Saved data entries
_____
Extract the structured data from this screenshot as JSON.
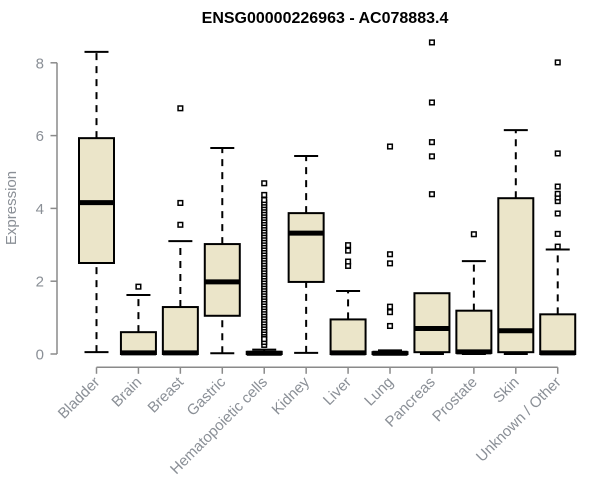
{
  "chart_data": {
    "type": "boxplot",
    "title": "ENSG00000226963 - AC078883.4",
    "ylabel": "Expression",
    "ylim": [
      0,
      8.6
    ],
    "yticks": [
      0,
      2,
      4,
      6,
      8
    ],
    "grid": false,
    "legend": "none",
    "categories": [
      "Bladder",
      "Brain",
      "Breast",
      "Gastric",
      "Hematopoietic cells",
      "Kidney",
      "Liver",
      "Lung",
      "Pancreas",
      "Prostate",
      "Skin",
      "Unknown / Other"
    ],
    "boxes": [
      {
        "category": "Bladder",
        "low": 0.05,
        "q1": 2.5,
        "median": 4.16,
        "q3": 5.93,
        "high": 8.3,
        "outliers": []
      },
      {
        "category": "Brain",
        "low": 0.0,
        "q1": 0.0,
        "median": 0.03,
        "q3": 0.6,
        "high": 1.62,
        "outliers": [
          1.85
        ]
      },
      {
        "category": "Breast",
        "low": 0.0,
        "q1": 0.0,
        "median": 0.03,
        "q3": 1.29,
        "high": 3.1,
        "outliers": [
          3.55,
          4.15,
          6.75
        ]
      },
      {
        "category": "Gastric",
        "low": 0.02,
        "q1": 1.05,
        "median": 1.98,
        "q3": 3.02,
        "high": 5.66,
        "outliers": []
      },
      {
        "category": "Hematopoietic cells",
        "low": 0.0,
        "q1": 0.0,
        "median": 0.02,
        "q3": 0.06,
        "high": 0.12,
        "outliers": [
          0.25,
          0.33,
          0.41,
          4.37,
          4.69
        ],
        "outlier_band": {
          "from": 0.45,
          "to": 4.25
        }
      },
      {
        "category": "Kidney",
        "low": 0.03,
        "q1": 1.98,
        "median": 3.32,
        "q3": 3.87,
        "high": 5.44,
        "outliers": []
      },
      {
        "category": "Liver",
        "low": 0.0,
        "q1": 0.0,
        "median": 0.03,
        "q3": 0.95,
        "high": 1.73,
        "outliers": [
          2.42,
          2.54,
          2.84,
          2.99
        ]
      },
      {
        "category": "Lung",
        "low": 0.0,
        "q1": 0.0,
        "median": 0.02,
        "q3": 0.05,
        "high": 0.1,
        "outliers": [
          0.77,
          1.15,
          1.3,
          2.49,
          2.74,
          5.7
        ]
      },
      {
        "category": "Pancreas",
        "low": 0.0,
        "q1": 0.05,
        "median": 0.7,
        "q3": 1.67,
        "high": 1.67,
        "outliers": [
          4.39,
          5.43,
          5.82,
          6.91,
          8.56
        ]
      },
      {
        "category": "Prostate",
        "low": 0.0,
        "q1": 0.03,
        "median": 0.06,
        "q3": 1.19,
        "high": 2.55,
        "outliers": [
          3.29
        ]
      },
      {
        "category": "Skin",
        "low": 0.0,
        "q1": 0.05,
        "median": 0.64,
        "q3": 4.28,
        "high": 6.15,
        "outliers": []
      },
      {
        "category": "Unknown / Other",
        "low": 0.0,
        "q1": 0.0,
        "median": 0.03,
        "q3": 1.09,
        "high": 2.87,
        "outliers": [
          2.95,
          3.3,
          3.86,
          4.2,
          4.3,
          4.4,
          4.6,
          5.51,
          8.01
        ]
      }
    ],
    "colors": {
      "box_fill": "#EBE5C9",
      "box_stroke": "#000000",
      "median": "#000000",
      "whisker": "#000000",
      "outlier_stroke": "#000000",
      "axis": "#8a8a8a",
      "tick_text": "#8a8f96",
      "title_text": "#000000",
      "background": "#ffffff"
    }
  }
}
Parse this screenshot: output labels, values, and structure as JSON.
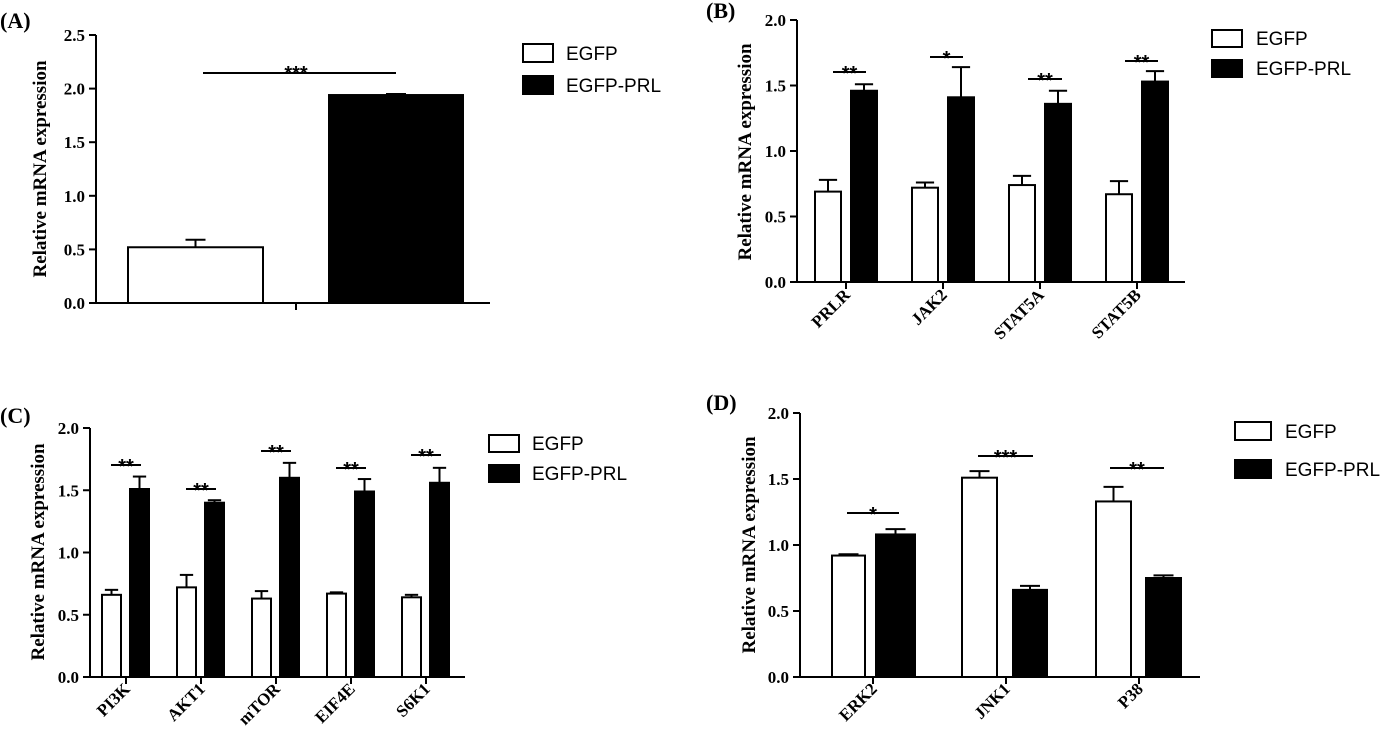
{
  "chart_data": [
    {
      "panel": "(A)",
      "type": "bar",
      "ylabel": "Relative mRNA expression",
      "ylim": [
        0,
        2.5
      ],
      "yticks": [
        "0.0",
        "0.5",
        "1.0",
        "1.5",
        "2.0",
        "2.5"
      ],
      "categories": [
        ""
      ],
      "series": [
        {
          "name": "EGFP",
          "color": "#ffffff",
          "values": [
            0.52
          ],
          "errors": [
            0.07
          ]
        },
        {
          "name": "EGFP-PRL",
          "color": "#000000",
          "values": [
            1.94
          ],
          "errors": [
            0.01
          ]
        }
      ],
      "significance": [
        "***"
      ],
      "legend": "top-right"
    },
    {
      "panel": "(B)",
      "type": "bar",
      "ylabel": "Relative mRNA expression",
      "ylim": [
        0,
        2.0
      ],
      "yticks": [
        "0.0",
        "0.5",
        "1.0",
        "1.5",
        "2.0"
      ],
      "categories": [
        "PRLR",
        "JAK2",
        "STAT5A",
        "STAT5B"
      ],
      "series": [
        {
          "name": "EGFP",
          "color": "#ffffff",
          "values": [
            0.69,
            0.72,
            0.74,
            0.67
          ],
          "errors": [
            0.09,
            0.04,
            0.07,
            0.1
          ]
        },
        {
          "name": "EGFP-PRL",
          "color": "#000000",
          "values": [
            1.46,
            1.41,
            1.36,
            1.53
          ],
          "errors": [
            0.05,
            0.23,
            0.1,
            0.08
          ]
        }
      ],
      "significance": [
        "**",
        "*",
        "**",
        "**"
      ],
      "legend": "top-right"
    },
    {
      "panel": "(C)",
      "type": "bar",
      "ylabel": "Relative mRNA expression",
      "ylim": [
        0,
        2.0
      ],
      "yticks": [
        "0.0",
        "0.5",
        "1.0",
        "1.5",
        "2.0"
      ],
      "categories": [
        "PI3K",
        "AKT1",
        "mTOR",
        "EIF4E",
        "S6K1"
      ],
      "series": [
        {
          "name": "EGFP",
          "color": "#ffffff",
          "values": [
            0.66,
            0.72,
            0.63,
            0.67,
            0.64
          ],
          "errors": [
            0.04,
            0.1,
            0.06,
            0.01,
            0.02
          ]
        },
        {
          "name": "EGFP-PRL",
          "color": "#000000",
          "values": [
            1.51,
            1.4,
            1.6,
            1.49,
            1.56
          ],
          "errors": [
            0.1,
            0.02,
            0.12,
            0.1,
            0.12
          ]
        }
      ],
      "significance": [
        "**",
        "**",
        "**",
        "**",
        "**"
      ],
      "legend": "top-right"
    },
    {
      "panel": "(D)",
      "type": "bar",
      "ylabel": "Relative mRNA expression",
      "ylim": [
        0,
        2.0
      ],
      "yticks": [
        "0.0",
        "0.5",
        "1.0",
        "1.5",
        "2.0"
      ],
      "categories": [
        "ERK2",
        "JNK1",
        "P38"
      ],
      "series": [
        {
          "name": "EGFP",
          "color": "#ffffff",
          "values": [
            0.92,
            1.51,
            1.33
          ],
          "errors": [
            0.01,
            0.05,
            0.11
          ]
        },
        {
          "name": "EGFP-PRL",
          "color": "#000000",
          "values": [
            1.08,
            0.66,
            0.75
          ],
          "errors": [
            0.04,
            0.03,
            0.02
          ]
        }
      ],
      "significance": [
        "*",
        "***",
        "**"
      ],
      "legend": "top-right"
    }
  ]
}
_____
| Task goal |
Among the lines above, find the ones containing "Unknown" and copy them.

| Problem solution |
      "Unknown / Other"
        "category": "Unknown / Other",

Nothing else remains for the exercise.